◆ Reading text
We did it. We really did it. We made it to the other coast. We left Seattle, Washington, on Friday, June 1, and we reached Bar Harbor, Maine, on Saturday, August 25. Wylie was the first member of Team Vaya Con Perros to stick his toes in the Atlantic Ocean. We all followed suit shortly thereafter. Those of you who have been following our blog since the beginning know that our route hasn’t always been the most direct. In fact, Kevin recently did the math and it turns out that with the number of miles we’ve traveled since leaving Seattle we could have driven to New York and back. And then with the miles we had leftover we could have made a quick sidetrip to San Diego. So yes, our route may not have been the most direct but it’s been pretty darn interesting and these last couple of weeks have been no different.
When last we wrote we had just said goodbye to Team Jetta and we were hanging out in Toronto, Canada. From there we re-entered the United States at Niagara Falls, where Homeland Security had to briefly board our vessel to make sure we were smuggling neither drugs nor people. They couldn’t have cared less about the two geriatric dogs we were smuggling, making us wonder why we spent so much time getting their paperwork in order before leaving home. Oh well, at least the dogs weren’t detained for questioning. Who knows what they would have said about this crazy journey that we’re on.
We spent the day working from a Walmart Parking lot and then made our way over to the falls in the afternoon. Niagara Falls is really an amazing sight to see. When we were honeymooning in Zimbabwe last November we saw Victoria Falls so it was very timely to be visiting another one of the world’s great waterfalls so close to our first anniversary. The only thing that put a damper on the experience is something we may have mentioned earlier in the trip. Anytime there is a beautiful sight to see, be it natural or man-made, we’re a bit sad to see the casinos and waterparks and petting zoos and go-cart races and everything else that springs up around it to make the most of the tourist dollar. Seeing these waterfalls with the backdrop of casinos and the rest of the neon lights made the experience a little less spectacular. Maybe that’s why we like backpacking so much. We really earn those views and we know that everyone else we see earned them too. It’s not easy to build an amusement park at the top of a mountain.

◆ Given instruction A
According to the travel post, on what date did the team reach Bar Harbor, Maine?
◆ Given instruction B
Reproduce the passage of the travel post that starts with the words containing "When last we" and finishes with "that we’re on.".
Rely only on the travel post for what follows.

◆ Data section
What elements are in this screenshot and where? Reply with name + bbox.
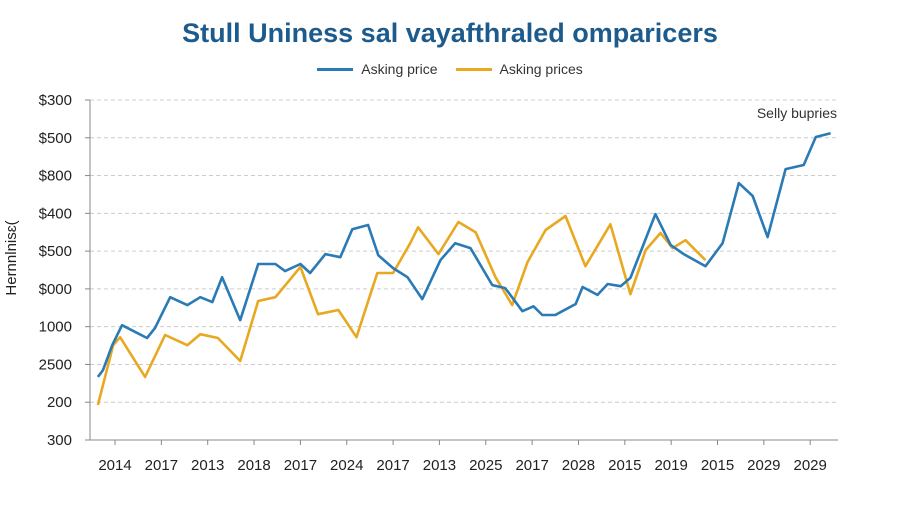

◆ Task output A
Saturday, August 25.

◆ Task output B
When last we wrote we had just said goodbye to Team Jetta and we were hanging out in Toronto, Canada. From there we re-entered the United States at Niagara Falls, where Homeland Security had to briefly board our vessel to make sure we were smuggling neither drugs nor people. They couldn’t have cared less about the two geriatric dogs we were smuggling, making us wonder why we spent so much time getting their paperwork in order before leaving home. Oh well, at least the dogs weren’t detained for questioning. Who knows what they would have said about this crazy journey that we’re on.